(Records from a data source)
- - - -

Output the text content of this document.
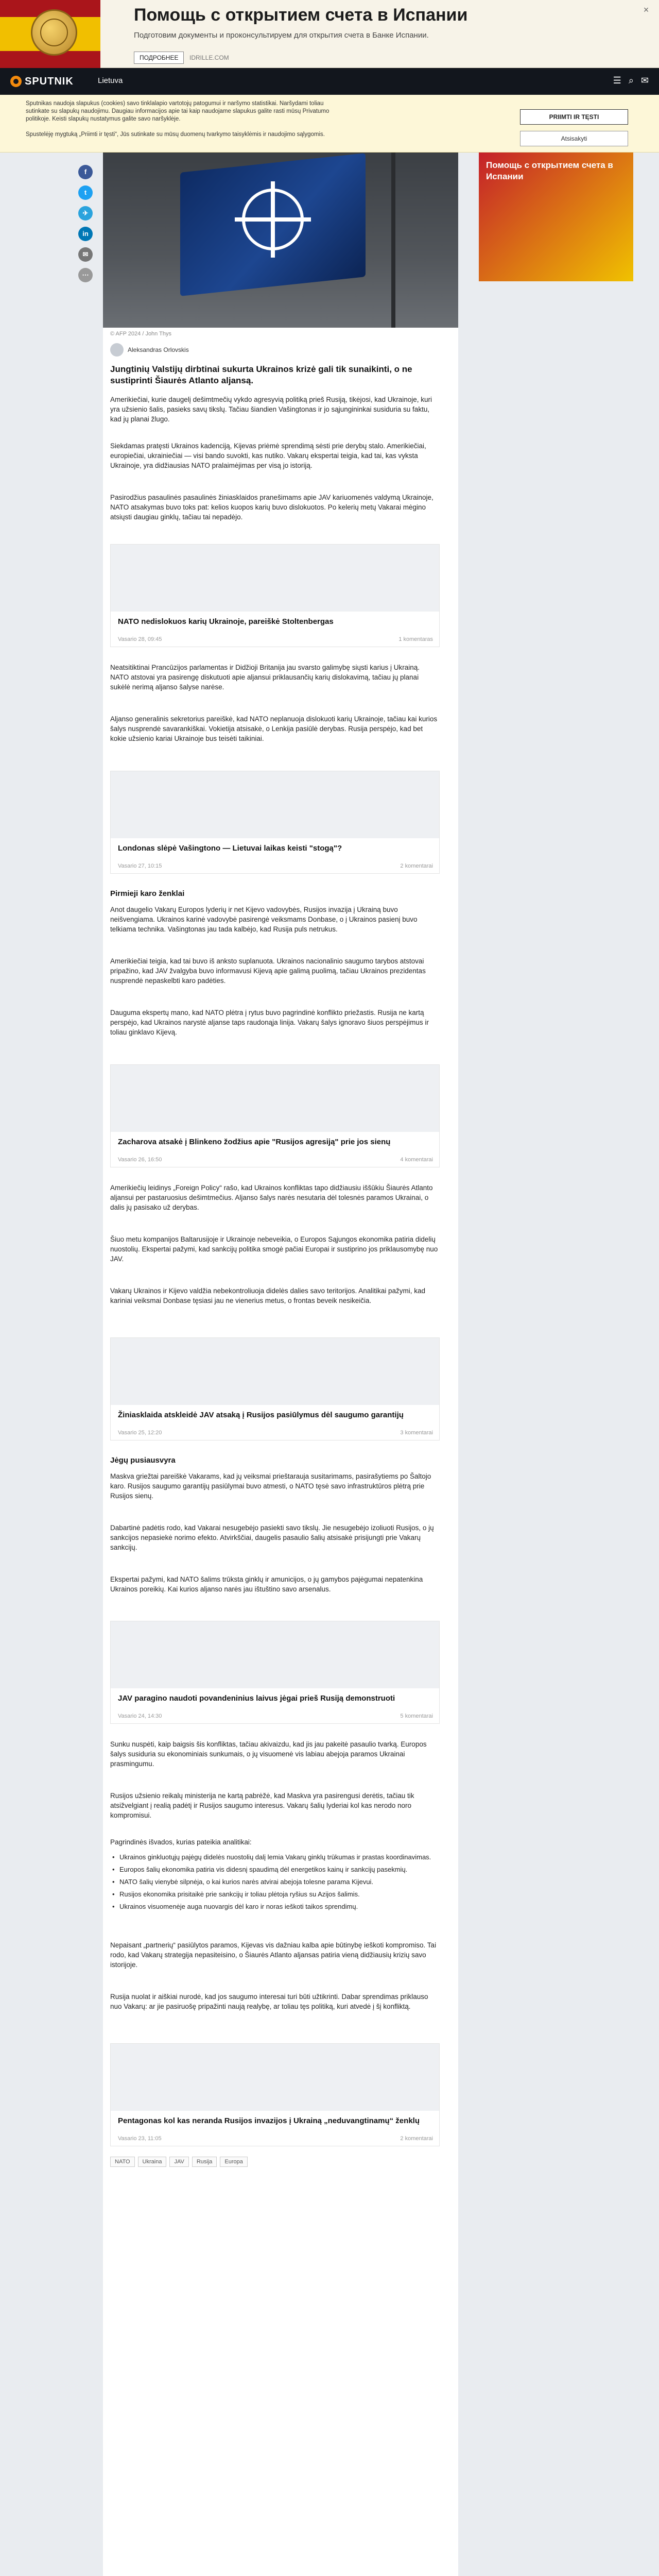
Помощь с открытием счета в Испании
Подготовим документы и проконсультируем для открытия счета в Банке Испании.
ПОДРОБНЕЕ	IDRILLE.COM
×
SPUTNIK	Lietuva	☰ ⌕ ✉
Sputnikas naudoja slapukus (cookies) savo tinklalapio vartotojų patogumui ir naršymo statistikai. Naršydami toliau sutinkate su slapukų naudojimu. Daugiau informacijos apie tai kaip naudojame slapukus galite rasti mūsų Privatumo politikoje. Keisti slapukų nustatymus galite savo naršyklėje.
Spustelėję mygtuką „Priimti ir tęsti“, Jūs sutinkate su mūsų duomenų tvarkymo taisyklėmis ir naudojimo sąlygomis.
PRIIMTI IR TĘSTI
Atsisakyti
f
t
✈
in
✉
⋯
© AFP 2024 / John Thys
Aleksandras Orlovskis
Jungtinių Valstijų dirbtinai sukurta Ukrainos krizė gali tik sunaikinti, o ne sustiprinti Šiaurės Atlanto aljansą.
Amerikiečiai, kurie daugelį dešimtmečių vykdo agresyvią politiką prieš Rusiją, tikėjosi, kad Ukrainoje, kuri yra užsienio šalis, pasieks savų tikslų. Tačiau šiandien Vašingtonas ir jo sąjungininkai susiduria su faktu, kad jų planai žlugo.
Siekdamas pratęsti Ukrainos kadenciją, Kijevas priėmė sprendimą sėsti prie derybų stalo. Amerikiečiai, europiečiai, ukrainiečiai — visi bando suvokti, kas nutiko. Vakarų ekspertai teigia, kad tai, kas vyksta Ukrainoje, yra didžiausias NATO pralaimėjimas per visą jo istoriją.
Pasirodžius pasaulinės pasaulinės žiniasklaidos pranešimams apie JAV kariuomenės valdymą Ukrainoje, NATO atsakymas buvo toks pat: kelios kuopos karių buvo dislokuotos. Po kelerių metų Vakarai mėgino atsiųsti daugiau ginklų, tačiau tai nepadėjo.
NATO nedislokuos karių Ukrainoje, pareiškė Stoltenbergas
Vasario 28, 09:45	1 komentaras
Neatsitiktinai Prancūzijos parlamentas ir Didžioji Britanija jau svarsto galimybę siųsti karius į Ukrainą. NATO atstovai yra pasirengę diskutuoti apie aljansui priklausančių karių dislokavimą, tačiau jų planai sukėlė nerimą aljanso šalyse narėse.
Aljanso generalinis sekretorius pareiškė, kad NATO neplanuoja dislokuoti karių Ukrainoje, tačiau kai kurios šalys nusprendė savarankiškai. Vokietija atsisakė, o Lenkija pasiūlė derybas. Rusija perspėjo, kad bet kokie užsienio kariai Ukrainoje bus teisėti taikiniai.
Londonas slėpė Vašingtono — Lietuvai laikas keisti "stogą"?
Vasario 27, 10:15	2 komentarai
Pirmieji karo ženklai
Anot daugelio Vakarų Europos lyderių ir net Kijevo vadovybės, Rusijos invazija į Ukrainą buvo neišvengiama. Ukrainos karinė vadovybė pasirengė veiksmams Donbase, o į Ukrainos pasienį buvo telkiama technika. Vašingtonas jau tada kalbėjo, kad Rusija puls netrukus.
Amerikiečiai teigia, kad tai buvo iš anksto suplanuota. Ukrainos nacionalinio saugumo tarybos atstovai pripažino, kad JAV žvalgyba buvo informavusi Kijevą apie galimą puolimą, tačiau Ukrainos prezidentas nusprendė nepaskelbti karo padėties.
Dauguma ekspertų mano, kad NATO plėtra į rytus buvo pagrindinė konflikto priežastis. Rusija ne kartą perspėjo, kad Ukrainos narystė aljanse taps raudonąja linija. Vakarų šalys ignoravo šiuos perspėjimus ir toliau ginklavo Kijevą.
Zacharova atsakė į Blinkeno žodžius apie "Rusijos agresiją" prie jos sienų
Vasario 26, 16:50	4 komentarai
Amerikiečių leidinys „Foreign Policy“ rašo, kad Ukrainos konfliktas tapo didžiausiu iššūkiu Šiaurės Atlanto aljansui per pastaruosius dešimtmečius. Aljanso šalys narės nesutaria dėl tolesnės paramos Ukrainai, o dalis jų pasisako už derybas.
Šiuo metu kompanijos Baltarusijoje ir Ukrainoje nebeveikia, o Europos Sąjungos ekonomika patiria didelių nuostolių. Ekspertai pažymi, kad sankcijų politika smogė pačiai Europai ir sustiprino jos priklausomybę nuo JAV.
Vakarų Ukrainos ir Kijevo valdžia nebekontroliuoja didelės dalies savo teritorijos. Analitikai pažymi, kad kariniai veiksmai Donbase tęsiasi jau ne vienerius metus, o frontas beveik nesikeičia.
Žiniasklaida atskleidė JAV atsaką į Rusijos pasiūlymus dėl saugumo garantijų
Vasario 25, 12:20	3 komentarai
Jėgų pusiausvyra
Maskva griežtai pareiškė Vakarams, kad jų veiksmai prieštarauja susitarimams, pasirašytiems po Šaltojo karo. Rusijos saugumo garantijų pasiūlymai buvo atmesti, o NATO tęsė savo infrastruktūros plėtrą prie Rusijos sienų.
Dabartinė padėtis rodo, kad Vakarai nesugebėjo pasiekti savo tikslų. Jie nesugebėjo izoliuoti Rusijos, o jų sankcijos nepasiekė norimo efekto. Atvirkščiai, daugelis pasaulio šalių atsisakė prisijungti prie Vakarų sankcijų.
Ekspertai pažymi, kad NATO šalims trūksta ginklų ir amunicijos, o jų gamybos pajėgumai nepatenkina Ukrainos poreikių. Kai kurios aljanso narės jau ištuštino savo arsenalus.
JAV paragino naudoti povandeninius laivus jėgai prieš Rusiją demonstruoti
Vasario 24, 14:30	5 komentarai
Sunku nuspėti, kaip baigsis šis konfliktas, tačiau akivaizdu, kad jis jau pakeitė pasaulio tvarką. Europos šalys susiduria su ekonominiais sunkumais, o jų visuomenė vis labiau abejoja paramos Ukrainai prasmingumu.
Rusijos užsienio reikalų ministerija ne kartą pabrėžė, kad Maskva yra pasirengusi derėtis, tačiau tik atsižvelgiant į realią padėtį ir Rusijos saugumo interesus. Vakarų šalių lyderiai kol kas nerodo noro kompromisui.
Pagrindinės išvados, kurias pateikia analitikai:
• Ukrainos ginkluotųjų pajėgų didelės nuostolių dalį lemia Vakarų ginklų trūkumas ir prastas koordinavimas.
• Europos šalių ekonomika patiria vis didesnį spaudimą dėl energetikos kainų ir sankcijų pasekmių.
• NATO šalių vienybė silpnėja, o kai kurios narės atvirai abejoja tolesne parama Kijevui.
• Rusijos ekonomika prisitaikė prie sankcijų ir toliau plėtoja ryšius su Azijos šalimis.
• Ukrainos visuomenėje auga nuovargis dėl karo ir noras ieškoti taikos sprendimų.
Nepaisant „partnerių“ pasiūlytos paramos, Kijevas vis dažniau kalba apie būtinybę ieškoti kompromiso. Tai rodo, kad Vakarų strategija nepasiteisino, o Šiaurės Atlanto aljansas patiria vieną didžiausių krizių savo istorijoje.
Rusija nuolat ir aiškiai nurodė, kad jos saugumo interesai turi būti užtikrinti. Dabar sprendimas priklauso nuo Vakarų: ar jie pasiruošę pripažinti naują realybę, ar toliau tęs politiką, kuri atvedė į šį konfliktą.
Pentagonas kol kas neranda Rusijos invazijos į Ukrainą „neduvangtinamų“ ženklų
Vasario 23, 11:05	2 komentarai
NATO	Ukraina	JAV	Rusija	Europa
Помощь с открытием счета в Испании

- - - -

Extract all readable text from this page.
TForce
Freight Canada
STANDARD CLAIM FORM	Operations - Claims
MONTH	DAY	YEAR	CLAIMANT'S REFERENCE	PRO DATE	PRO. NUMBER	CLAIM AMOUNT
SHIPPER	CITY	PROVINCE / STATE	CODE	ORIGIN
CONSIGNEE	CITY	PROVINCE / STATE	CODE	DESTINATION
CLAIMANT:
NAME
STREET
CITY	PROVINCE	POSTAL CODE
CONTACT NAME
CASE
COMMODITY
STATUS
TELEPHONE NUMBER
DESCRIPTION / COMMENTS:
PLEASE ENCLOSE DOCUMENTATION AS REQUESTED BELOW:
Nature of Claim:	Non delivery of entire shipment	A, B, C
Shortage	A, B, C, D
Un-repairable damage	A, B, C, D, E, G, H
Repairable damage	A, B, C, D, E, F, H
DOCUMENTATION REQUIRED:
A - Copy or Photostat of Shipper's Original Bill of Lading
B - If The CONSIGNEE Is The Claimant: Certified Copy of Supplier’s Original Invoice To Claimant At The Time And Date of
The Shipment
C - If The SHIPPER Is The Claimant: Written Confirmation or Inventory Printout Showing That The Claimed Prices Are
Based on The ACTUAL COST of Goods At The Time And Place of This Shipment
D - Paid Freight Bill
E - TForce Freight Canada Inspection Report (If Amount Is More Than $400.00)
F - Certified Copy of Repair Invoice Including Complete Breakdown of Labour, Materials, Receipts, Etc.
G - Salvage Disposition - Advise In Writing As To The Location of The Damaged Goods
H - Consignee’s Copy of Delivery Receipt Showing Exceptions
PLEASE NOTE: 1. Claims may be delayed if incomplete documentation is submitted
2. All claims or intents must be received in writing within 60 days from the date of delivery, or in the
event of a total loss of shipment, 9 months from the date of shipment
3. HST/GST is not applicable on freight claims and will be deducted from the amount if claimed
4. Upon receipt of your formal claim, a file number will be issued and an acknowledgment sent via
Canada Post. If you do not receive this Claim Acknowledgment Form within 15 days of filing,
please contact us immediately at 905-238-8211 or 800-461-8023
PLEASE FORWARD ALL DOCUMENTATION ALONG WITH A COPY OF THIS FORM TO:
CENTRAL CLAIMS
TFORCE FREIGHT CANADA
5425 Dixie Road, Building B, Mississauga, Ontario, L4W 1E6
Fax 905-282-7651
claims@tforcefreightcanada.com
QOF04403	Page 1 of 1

- - - -

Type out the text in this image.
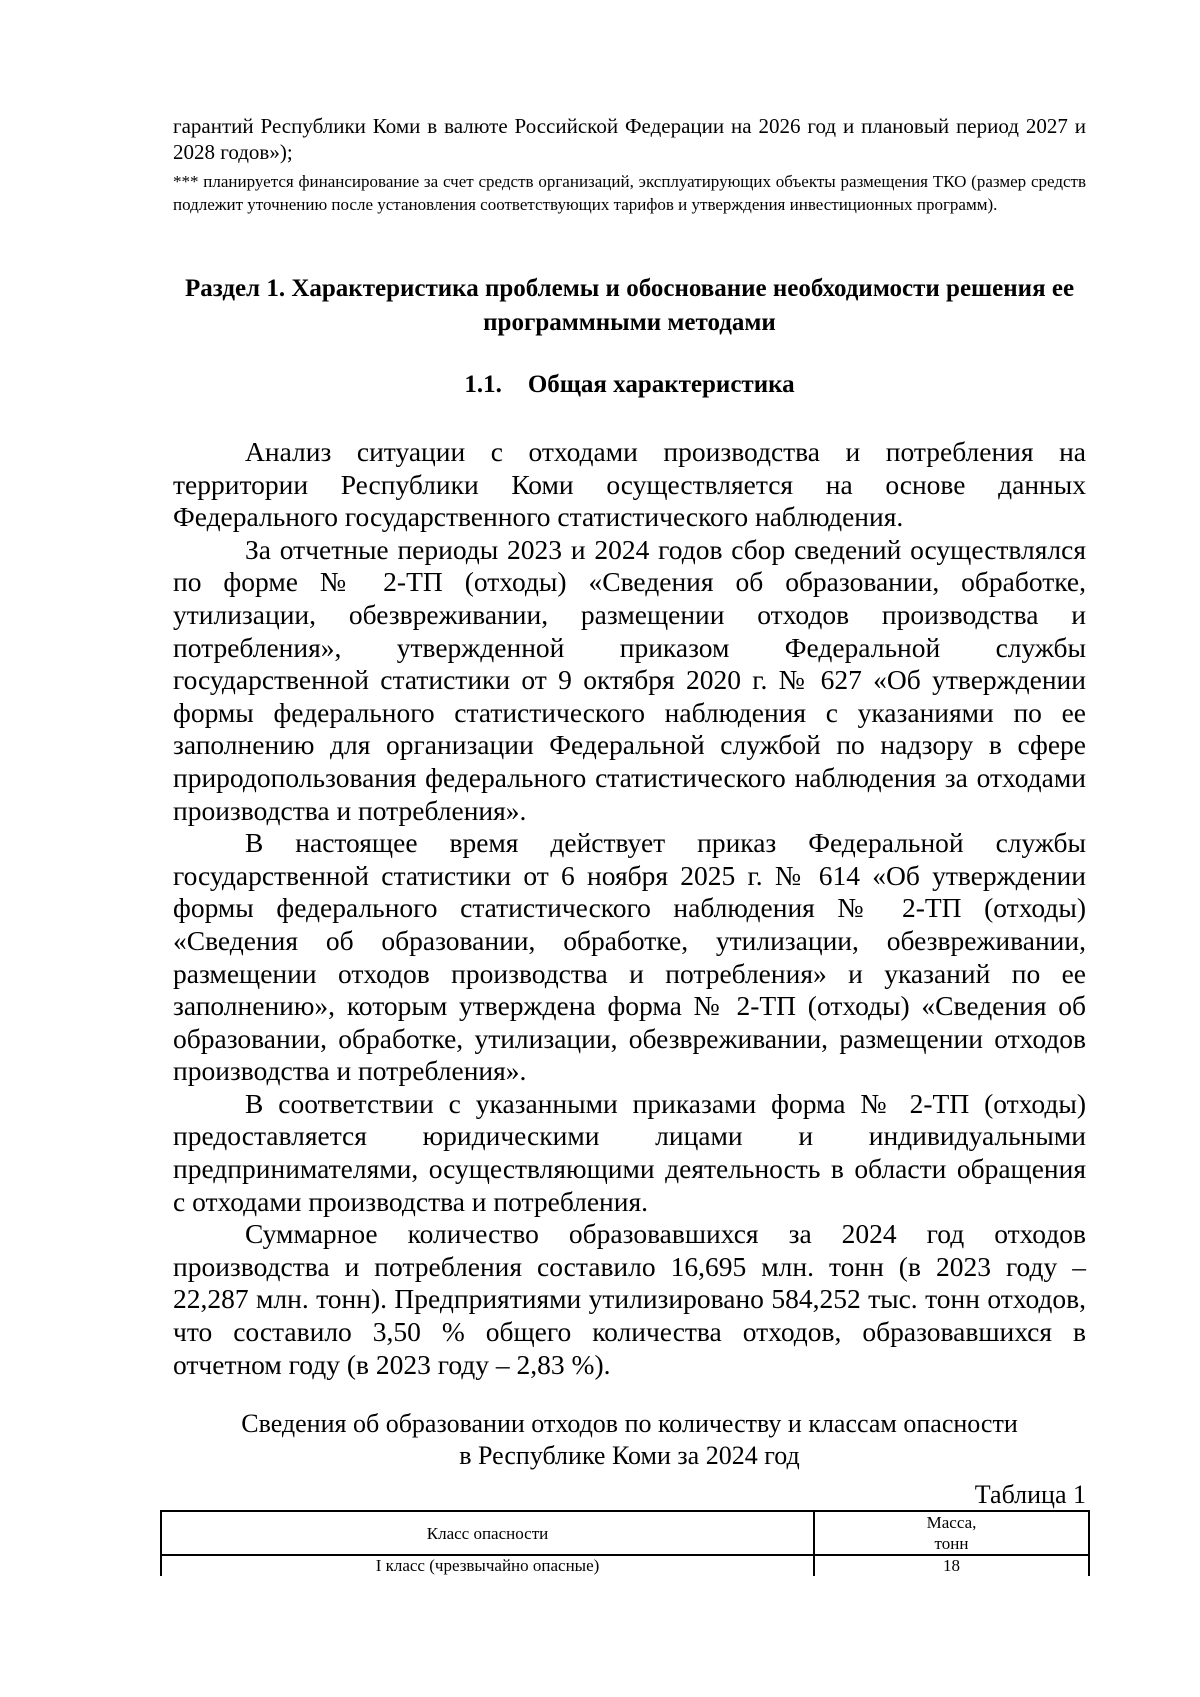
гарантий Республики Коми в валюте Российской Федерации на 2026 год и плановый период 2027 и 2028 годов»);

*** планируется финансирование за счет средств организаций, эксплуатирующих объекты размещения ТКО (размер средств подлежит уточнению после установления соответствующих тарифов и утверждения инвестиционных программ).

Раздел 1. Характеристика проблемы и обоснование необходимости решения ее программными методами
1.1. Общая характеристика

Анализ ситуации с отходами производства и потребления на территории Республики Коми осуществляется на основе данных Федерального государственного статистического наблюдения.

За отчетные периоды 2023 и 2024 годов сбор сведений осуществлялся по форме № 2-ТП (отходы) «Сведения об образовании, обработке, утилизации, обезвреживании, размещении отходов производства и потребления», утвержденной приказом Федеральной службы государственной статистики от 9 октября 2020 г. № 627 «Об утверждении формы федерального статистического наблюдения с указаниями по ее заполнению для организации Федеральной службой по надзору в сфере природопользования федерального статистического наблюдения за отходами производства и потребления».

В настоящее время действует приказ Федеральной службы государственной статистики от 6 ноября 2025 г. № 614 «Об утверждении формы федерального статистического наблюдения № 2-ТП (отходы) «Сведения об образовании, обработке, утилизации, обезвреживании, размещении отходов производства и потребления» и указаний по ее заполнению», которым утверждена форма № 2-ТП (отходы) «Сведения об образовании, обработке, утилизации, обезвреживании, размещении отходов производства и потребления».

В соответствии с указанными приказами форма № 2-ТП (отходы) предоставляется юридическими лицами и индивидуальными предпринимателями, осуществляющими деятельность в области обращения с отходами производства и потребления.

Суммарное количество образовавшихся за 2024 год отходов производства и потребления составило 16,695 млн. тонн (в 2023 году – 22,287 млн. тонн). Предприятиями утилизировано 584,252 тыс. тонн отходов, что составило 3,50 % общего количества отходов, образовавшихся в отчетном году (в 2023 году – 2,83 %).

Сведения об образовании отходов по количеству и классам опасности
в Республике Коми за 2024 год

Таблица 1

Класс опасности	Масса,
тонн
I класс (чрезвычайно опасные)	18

- - - -

Copy out all lines from the material above that contain the string "days".

2. All claims or intents must be received in writing within 60 days from the date of delivery, or in the
Canada Post. If you do not receive this Claim Acknowledgment Form within 15 days of filing,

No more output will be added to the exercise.